* Directions *
In the data, extract each line that holds the string "like".

***

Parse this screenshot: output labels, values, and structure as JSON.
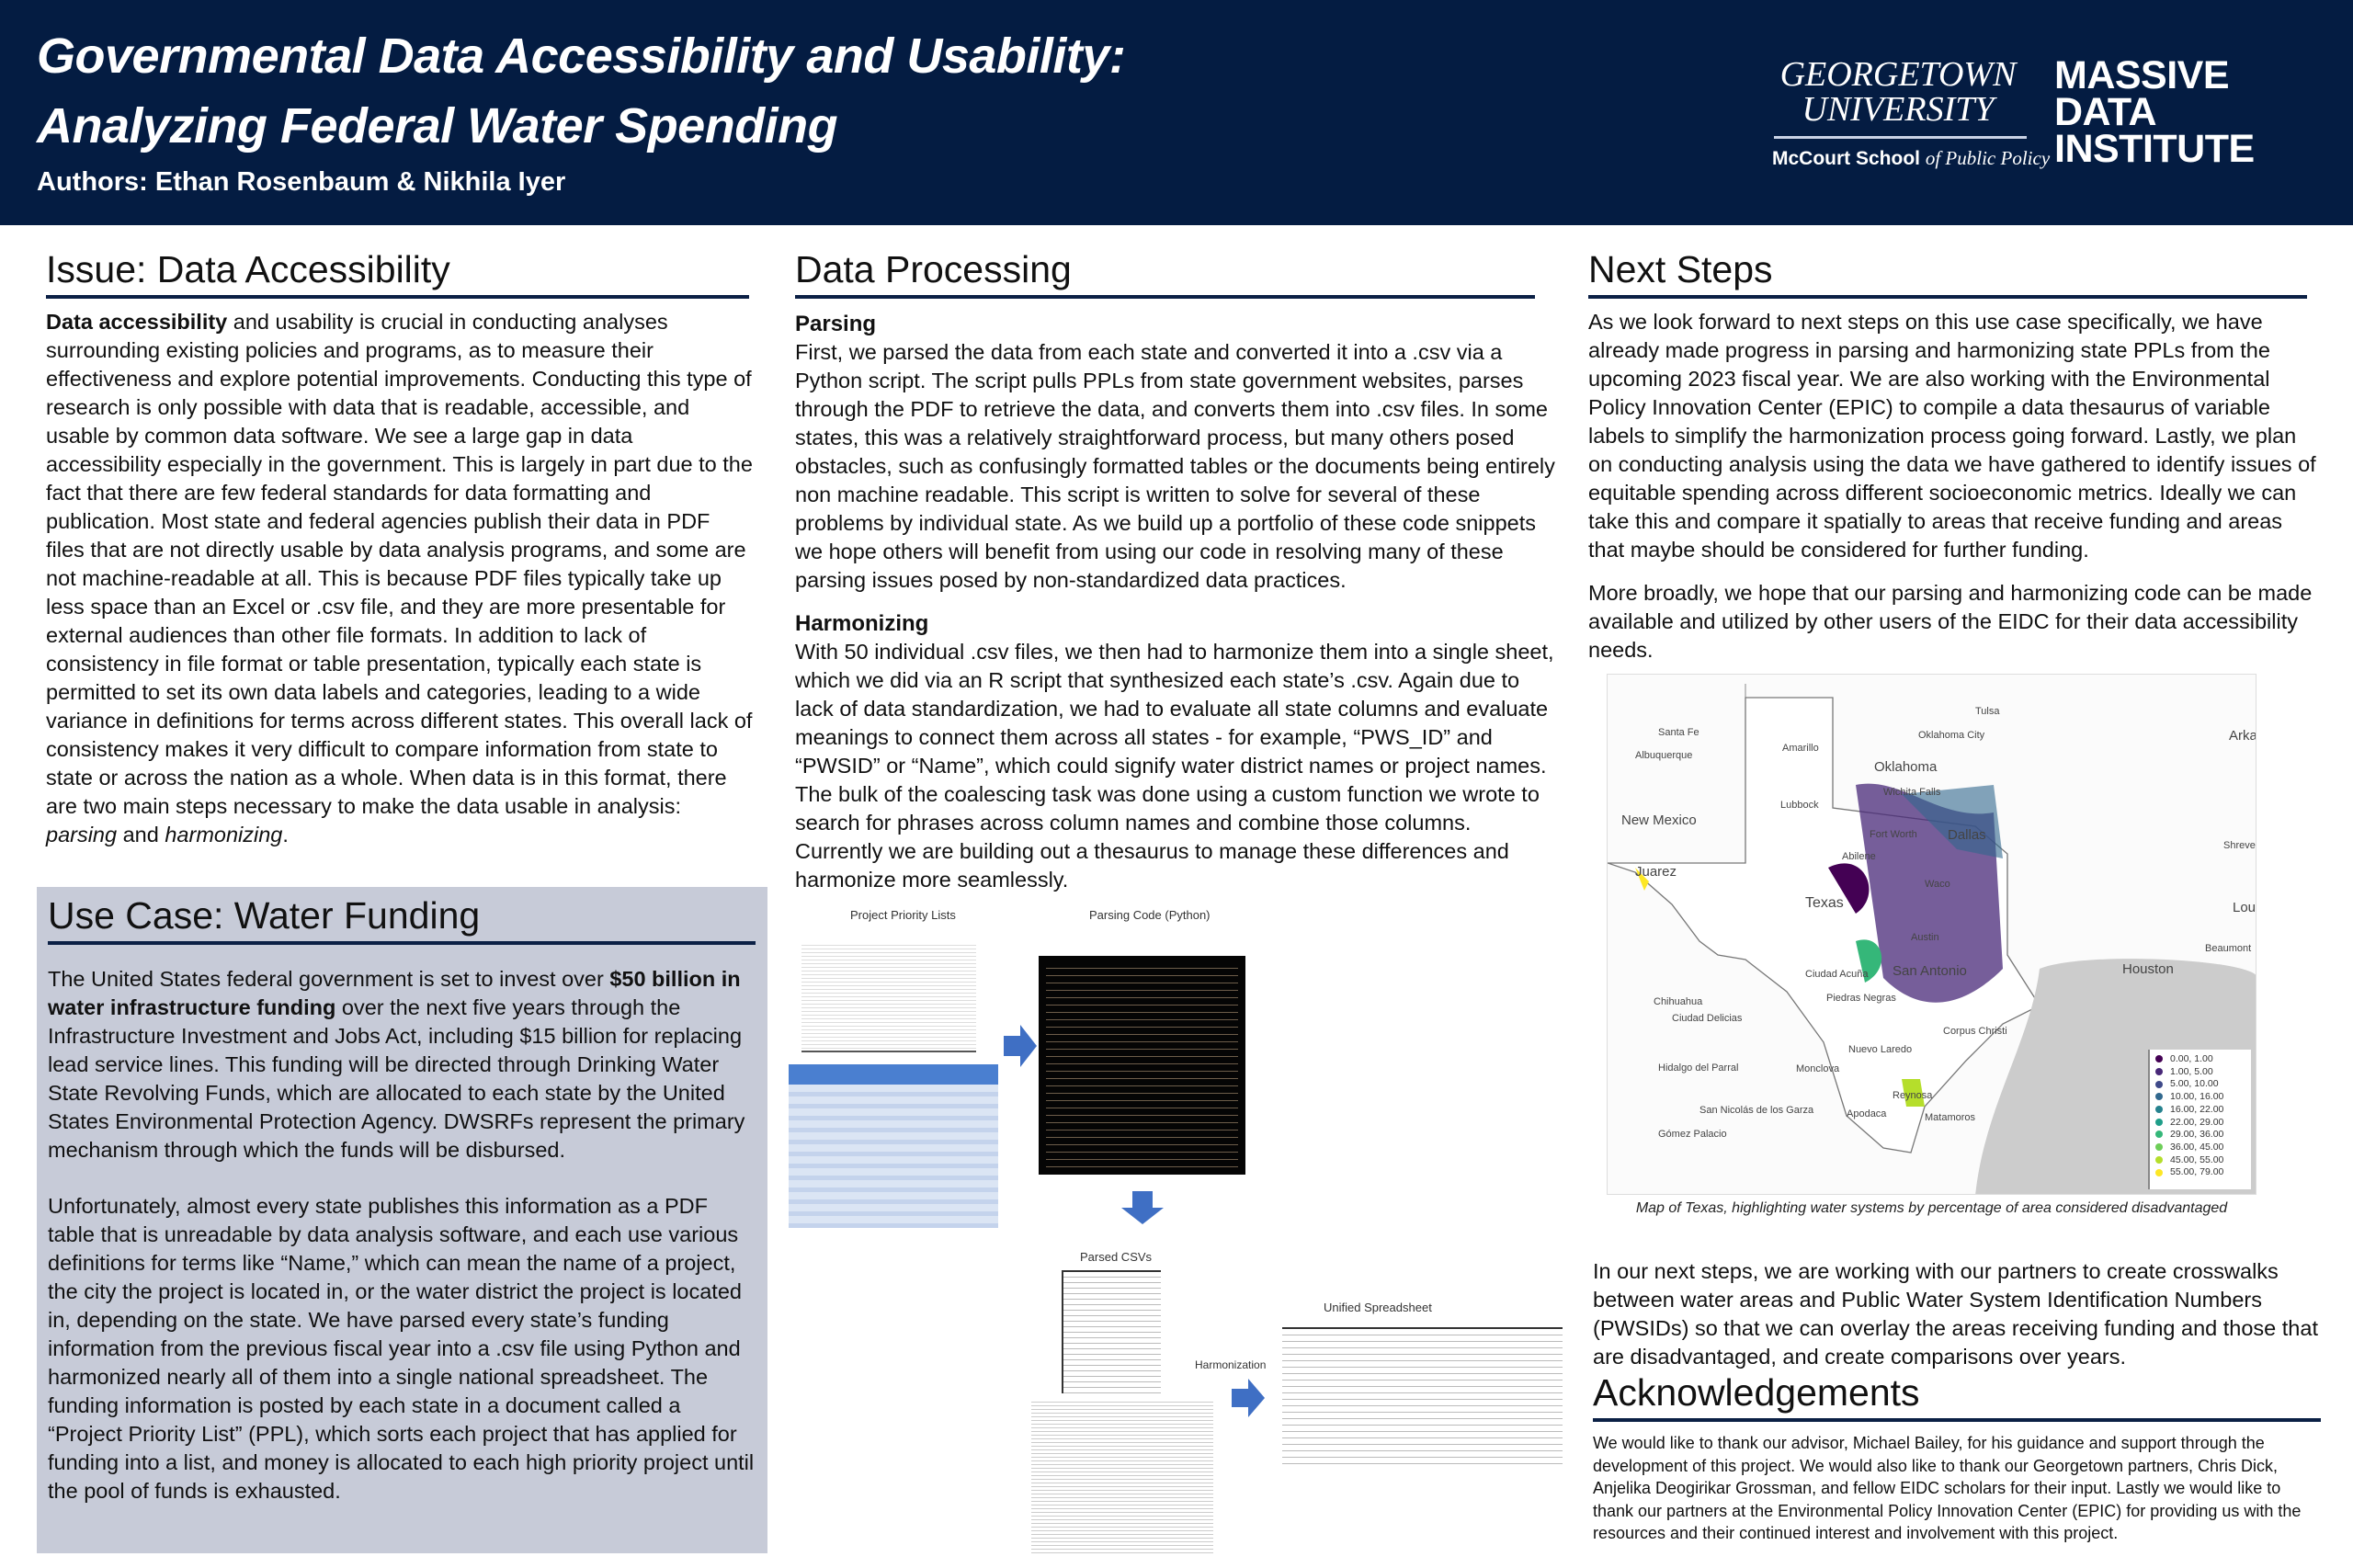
{
  "header": {
    "title_line1": "Governmental Data Accessibility and Usability:",
    "title_line2": "Analyzing Federal Water Spending",
    "authors": "Authors: Ethan Rosenbaum & Nikhila Iyer",
    "logo_gu_line1": "GEORGETOWN",
    "logo_gu_line2": "UNIVERSITY",
    "logo_mccourt": "McCourt School",
    "logo_mccourt_suffix": "of Public Policy",
    "logo_mdi": [
      "MASSIVE",
      "DATA",
      "INSTITUTE"
    ]
  },
  "issue": {
    "heading": "Issue: Data Accessibility",
    "lead_bold": "Data accessibility",
    "text": " and usability is crucial in conducting analyses surrounding existing policies and programs, as to measure their effectiveness and explore potential improvements. Conducting this type of research is only possible with data that is readable, accessible, and usable by common data software. We see a large gap in data accessibility especially in the government. This is largely in part due to the fact that there are few federal standards for data formatting and publication. Most state and federal agencies publish their data in PDF files that are not directly usable by data analysis programs, and some are not machine-readable at all. This is because PDF files typically take up less space than an Excel or .csv file, and they are more presentable for external audiences than other file formats. In addition to lack of consistency in file format or table presentation, typically each state is permitted to set its own data labels and categories, leading to a wide variance in definitions for terms across different states. This overall lack of consistency makes it very difficult to compare information from state to state or across the nation as a whole. When data is in this format, there are two main steps necessary to make the data usable in analysis: ",
    "italic1": "parsing",
    "and": " and ",
    "italic2": "harmonizing",
    "end": "."
  },
  "usecase": {
    "heading": "Use Case: Water Funding",
    "p1_a": "The United States federal government is set to invest over ",
    "p1_bold": "$50 billion in water infrastructure funding",
    "p1_b": " over the next five years through the Infrastructure Investment and Jobs Act, including $15 billion for replacing lead service lines. This funding will be directed through Drinking Water State Revolving Funds, which are allocated to each state by the United States Environmental Protection Agency. DWSRFs represent the primary mechanism through which the funds will be disbursed.",
    "p2": "Unfortunately, almost every state publishes this information as a PDF table that is unreadable by data analysis software, and each use various definitions for terms like “Name,” which can mean the name of a project, the city the project is located in, or the water district the project is located in, depending on the state. We have parsed every state’s funding information from the previous fiscal year into a .csv file using Python and harmonized nearly all of them into a single national spreadsheet. The funding information is posted by each state in a document called a “Project Priority List” (PPL), which sorts each project that has applied for funding into a list, and money is allocated to each high priority project until the pool of funds is exhausted."
  },
  "processing": {
    "heading": "Data Processing",
    "parsing_title": "Parsing",
    "parsing_text": "First, we parsed the data from each state and converted it into a .csv via a Python script. The script pulls PPLs from state government websites, parses through the PDF to retrieve the data, and converts them into .csv files. In some states, this was a relatively straightforward process, but many others posed obstacles, such as confusingly formatted tables or the documents being entirely non machine readable. This script is written to solve for several of these problems by individual state. As we build up a portfolio of these code snippets we hope others will benefit from using our code in resolving many of these parsing issues posed by non-standardized data practices.",
    "harmonizing_title": "Harmonizing",
    "harmonizing_text": "With 50 individual .csv files, we then had to harmonize them into a single sheet, which we did via an R script that synthesized each state’s .csv. Again due to lack of data standardization, we had to evaluate all state columns and evaluate meanings to connect them across all states - for example, “PWS_ID” and “PWSID” or “Name”, which could signify water district names or project names. The bulk of the coalescing task was done using a custom function we wrote to search for phrases across column names and combine those columns. Currently we are building out a thesaurus to manage these differences and harmonize more seamlessly.",
    "diagram": {
      "ppl_label": "Project Priority Lists",
      "code_label": "Parsing Code (Python)",
      "csv_label": "Parsed CSVs",
      "harmonization_label": "Harmonization",
      "unified_label": "Unified Spreadsheet",
      "arrow_color": "#3f6fc4"
    }
  },
  "next_steps": {
    "heading": "Next Steps",
    "p1": "As we look forward to next steps on this use case specifically, we have already made progress in parsing and harmonizing state PPLs from the upcoming 2023 fiscal year. We are also working with the Environmental Policy Innovation Center (EPIC) to compile a data thesaurus of variable labels to simplify the harmonization process going forward. Lastly, we plan on conducting analysis using the data we have gathered to identify issues of equitable spending across different socioeconomic metrics. Ideally we can take this and compare it spatially to areas that receive funding and areas that maybe should be considered for further funding.",
    "p2": "More broadly, we hope that our parsing and harmonizing code can be made available and utilized by other users of the EIDC for their data accessibility needs.",
    "map_caption": "Map of Texas, highlighting water systems by percentage of area considered disadvantaged",
    "p3": "In our next steps, we are working with our partners to create crosswalks between water areas and Public Water System Identification Numbers (PWSIDs) so that we can overlay the areas receiving funding and those that are disadvantaged, and create comparisons over years."
  },
  "map": {
    "regions": [
      "New Mexico",
      "Oklahoma",
      "Texas",
      "Arka",
      "Lou"
    ],
    "cities": [
      "Santa Fe",
      "Albuquerque",
      "Amarillo",
      "Tulsa",
      "Oklahoma City",
      "Lubbock",
      "Wichita Falls",
      "Fort Worth",
      "Dallas",
      "Abilene",
      "Shreve",
      "Juarez",
      "Waco",
      "Austin",
      "Beaumont",
      "San Antonio",
      "Houston",
      "Ciudad Acuña",
      "Piedras Negras",
      "Chihuahua",
      "Ciudad Delicias",
      "Corpus Christi",
      "Nuevo Laredo",
      "Hidalgo del Parral",
      "Monclova",
      "Reynosa",
      "San Nicolás de los Garza",
      "Apodaca",
      "Matamoros",
      "Gómez Palacio"
    ],
    "legend": [
      {
        "label": "0.00,  1.00",
        "color": "#440154"
      },
      {
        "label": "1.00,  5.00",
        "color": "#482878"
      },
      {
        "label": "5.00, 10.00",
        "color": "#3e4989"
      },
      {
        "label": "10.00, 16.00",
        "color": "#31688e"
      },
      {
        "label": "16.00, 22.00",
        "color": "#26828e"
      },
      {
        "label": "22.00, 29.00",
        "color": "#1f9e89"
      },
      {
        "label": "29.00, 36.00",
        "color": "#35b779"
      },
      {
        "label": "36.00, 45.00",
        "color": "#6ece58"
      },
      {
        "label": "45.00, 55.00",
        "color": "#b5de2b"
      },
      {
        "label": "55.00, 79.00",
        "color": "#fde725"
      }
    ]
  },
  "acknowledgements": {
    "heading": "Acknowledgements",
    "text": "We would like to thank our advisor, Michael Bailey, for his guidance and support through the development of this project. We would also like to thank our Georgetown partners, Chris Dick, Anjelika Deogirikar Grossman, and fellow EIDC scholars for their input.  Lastly we would like to thank our partners at the Environmental Policy Innovation Center (EPIC) for providing us with the resources and their continued interest and involvement with this project."
  },
  "colors": {
    "header_bg": "#041c42",
    "usecase_bg": "#c7cbd8",
    "rule": "#0b2045"
  }
}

***

* Response to this exercise *
    "p2": "Unfortunately, almost every state publishes this information as a PDF table that is unreadable by data analysis software, and each use various definitions for terms like “Name,” which can mean the name of a project, the city the project is located in, or the water district the project is located in, depending on the state. We have parsed every state’s funding information from the previous fiscal year into a .csv file using Python and harmonized nearly all of them into a single national spreadsheet. The funding information is posted by each state in a document called a “Project Priority List” (PPL), which sorts each project that has applied for funding into a list, and money is allocated to each high priority project until the pool of funds is exhausted."
    "text": "We would like to thank our advisor, Michael Bailey, for his guidance and support through the development of this project. We would also like to thank our Georgetown partners, Chris Dick, Anjelika Deogirikar Grossman, and fellow EIDC scholars for their input.  Lastly we would like to thank our partners at the Environmental Policy Innovation Center (EPIC) for providing us with the resources and their continued interest and involvement with this project."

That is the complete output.